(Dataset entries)
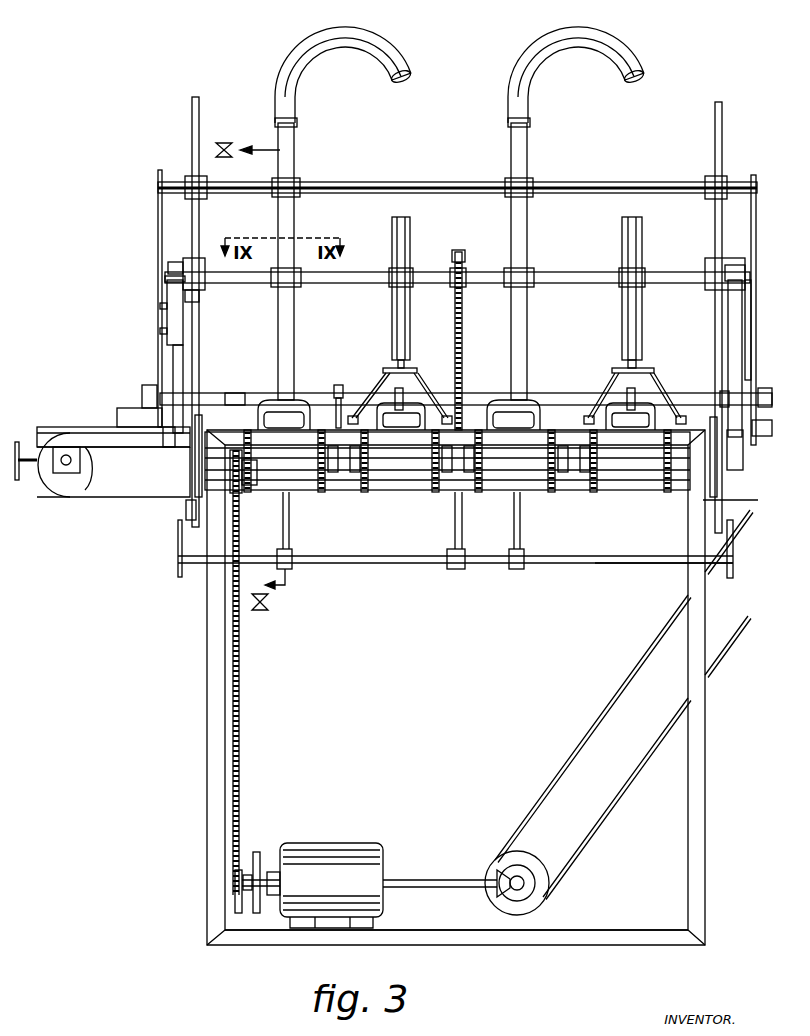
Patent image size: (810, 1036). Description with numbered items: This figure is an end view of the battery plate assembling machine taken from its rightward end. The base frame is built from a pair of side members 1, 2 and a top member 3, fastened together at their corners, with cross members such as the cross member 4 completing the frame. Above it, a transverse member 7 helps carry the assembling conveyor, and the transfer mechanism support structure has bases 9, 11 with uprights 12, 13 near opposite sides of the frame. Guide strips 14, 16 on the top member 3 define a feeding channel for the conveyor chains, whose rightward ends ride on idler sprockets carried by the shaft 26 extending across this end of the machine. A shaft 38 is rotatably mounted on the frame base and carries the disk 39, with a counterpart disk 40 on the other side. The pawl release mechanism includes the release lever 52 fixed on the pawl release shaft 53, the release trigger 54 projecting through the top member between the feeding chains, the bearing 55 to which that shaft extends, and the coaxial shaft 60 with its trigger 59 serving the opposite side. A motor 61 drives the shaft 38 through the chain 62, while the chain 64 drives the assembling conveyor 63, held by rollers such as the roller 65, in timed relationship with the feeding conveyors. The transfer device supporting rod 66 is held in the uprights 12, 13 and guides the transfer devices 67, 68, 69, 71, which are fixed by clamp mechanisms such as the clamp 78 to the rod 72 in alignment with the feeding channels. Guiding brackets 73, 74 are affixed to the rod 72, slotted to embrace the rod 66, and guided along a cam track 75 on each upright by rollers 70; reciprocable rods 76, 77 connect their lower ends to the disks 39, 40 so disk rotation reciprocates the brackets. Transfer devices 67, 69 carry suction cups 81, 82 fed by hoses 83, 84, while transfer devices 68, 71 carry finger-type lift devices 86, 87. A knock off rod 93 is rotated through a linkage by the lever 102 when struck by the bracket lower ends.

The side member 1 is at (712, 790).
The side member 2 is at (206, 722).
The top member 3 is at (692, 428).
The cross member 4 is at (585, 935).
The transverse member 7 is at (57, 432).
The transfer mechanism base 9 is at (136, 408).
The transfer mechanism base 11 is at (767, 432).
The upright 12 is at (158, 200).
The upright 13 is at (757, 185).
The guide strip 14 is at (332, 392).
The guide strip 16 is at (240, 400).
The shaft 26 is at (310, 480).
The shaft 38 is at (400, 493).
The disk 39 is at (188, 476).
The counterpart disk 40 is at (727, 488).
The release lever 52 is at (178, 550).
The pawl release shaft 53 is at (352, 558).
The release trigger 54 is at (287, 550).
The bearing 55 is at (458, 566).
The trigger 59 is at (522, 530).
The shaft 60 is at (593, 557).
The motor 61 is at (352, 845).
The chain 62 is at (240, 812).
The assembling conveyor 63 is at (63, 427).
The chain 64 is at (575, 750).
The assembling conveyor roller 65 is at (62, 480).
The transfer device supporting rod 66 is at (402, 186).
The transfer device 67 is at (290, 139).
The transfer device 68 is at (404, 238).
The transfer device 69 is at (520, 148).
The roller 70 is at (170, 268).
The transfer device 71 is at (634, 253).
The rod 72 is at (357, 276).
The guiding bracket 73 is at (197, 122).
The guiding bracket 74 is at (713, 120).
The cam track 75 is at (168, 312).
The reciprocable rod 76 is at (178, 335).
The reciprocable rod 77 is at (737, 325).
The clamp mechanism 78 is at (303, 283).
The suction cup 81 is at (305, 403).
The suction cup 82 is at (540, 398).
The hose 83 is at (352, 35).
The hose 84 is at (585, 40).
The finger-type lift device 86 is at (415, 390).
The finger-type lift device 87 is at (652, 390).
The knock off rod 93 is at (556, 397).
The lever 102 is at (192, 297).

# Exercise aim
Can you copy every one of the entries above word for word, leaving the pictures out?

# Answer for the task
Patent image size: (810, 1036). Description with numbered items: This figure is an end view of the battery plate assembling machine taken from its rightward end. The base frame is built from a pair of side members 1, 2 and a top member 3, fastened together at their corners, with cross members such as the cross member 4 completing the frame. Above it, a transverse member 7 helps carry the assembling conveyor, and the transfer mechanism support structure has bases 9, 11 with uprights 12, 13 near opposite sides of the frame. Guide strips 14, 16 on the top member 3 define a feeding channel for the conveyor chains, whose rightward ends ride on idler sprockets carried by the shaft 26 extending across this end of the machine. A shaft 38 is rotatably mounted on the frame base and carries the disk 39, with a counterpart disk 40 on the other side. The pawl release mechanism includes the release lever 52 fixed on the pawl release shaft 53, the release trigger 54 projecting through the top member between the feeding chains, the bearing 55 to which that shaft extends, and the coaxial shaft 60 with its trigger 59 serving the opposite side. A motor 61 drives the shaft 38 through the chain 62, while the chain 64 drives the assembling conveyor 63, held by rollers such as the roller 65, in timed relationship with the feeding conveyors. The transfer device supporting rod 66 is held in the uprights 12, 13 and guides the transfer devices 67, 68, 69, 71, which are fixed by clamp mechanisms such as the clamp 78 to the rod 72 in alignment with the feeding channels. Guiding brackets 73, 74 are affixed to the rod 72, slotted to embrace the rod 66, and guided along a cam track 75 on each upright by rollers 70; reciprocable rods 76, 77 connect their lower ends to the disks 39, 40 so disk rotation reciprocates the brackets. Transfer devices 67, 69 carry suction cups 81, 82 fed by hoses 83, 84, while transfer devices 68, 71 carry finger-type lift devices 86, 87. A knock off rod 93 is rotated through a linkage by the lever 102 when struck by the bracket lower ends.

The side member 1 is at (712, 790).
The side member 2 is at (206, 722).
The top member 3 is at (692, 428).
The cross member 4 is at (585, 935).
The transverse member 7 is at (57, 432).
The transfer mechanism base 9 is at (136, 408).
The transfer mechanism base 11 is at (767, 432).
The upright 12 is at (158, 200).
The upright 13 is at (757, 185).
The guide strip 14 is at (332, 392).
The guide strip 16 is at (240, 400).
The shaft 26 is at (310, 480).
The shaft 38 is at (400, 493).
The disk 39 is at (188, 476).
The counterpart disk 40 is at (727, 488).
The release lever 52 is at (178, 550).
The pawl release shaft 53 is at (352, 558).
The release trigger 54 is at (287, 550).
The bearing 55 is at (458, 566).
The trigger 59 is at (522, 530).
The shaft 60 is at (593, 557).
The motor 61 is at (352, 845).
The chain 62 is at (240, 812).
The assembling conveyor 63 is at (63, 427).
The chain 64 is at (575, 750).
The assembling conveyor roller 65 is at (62, 480).
The transfer device supporting rod 66 is at (402, 186).
The transfer device 67 is at (290, 139).
The transfer device 68 is at (404, 238).
The transfer device 69 is at (520, 148).
The roller 70 is at (170, 268).
The transfer device 71 is at (634, 253).
The rod 72 is at (357, 276).
The guiding bracket 73 is at (197, 122).
The guiding bracket 74 is at (713, 120).
The cam track 75 is at (168, 312).
The reciprocable rod 76 is at (178, 335).
The reciprocable rod 77 is at (737, 325).
The clamp mechanism 78 is at (303, 283).
The suction cup 81 is at (305, 403).
The suction cup 82 is at (540, 398).
The hose 83 is at (352, 35).
The hose 84 is at (585, 40).
The finger-type lift device 86 is at (415, 390).
The finger-type lift device 87 is at (652, 390).
The knock off rod 93 is at (556, 397).
The lever 102 is at (192, 297).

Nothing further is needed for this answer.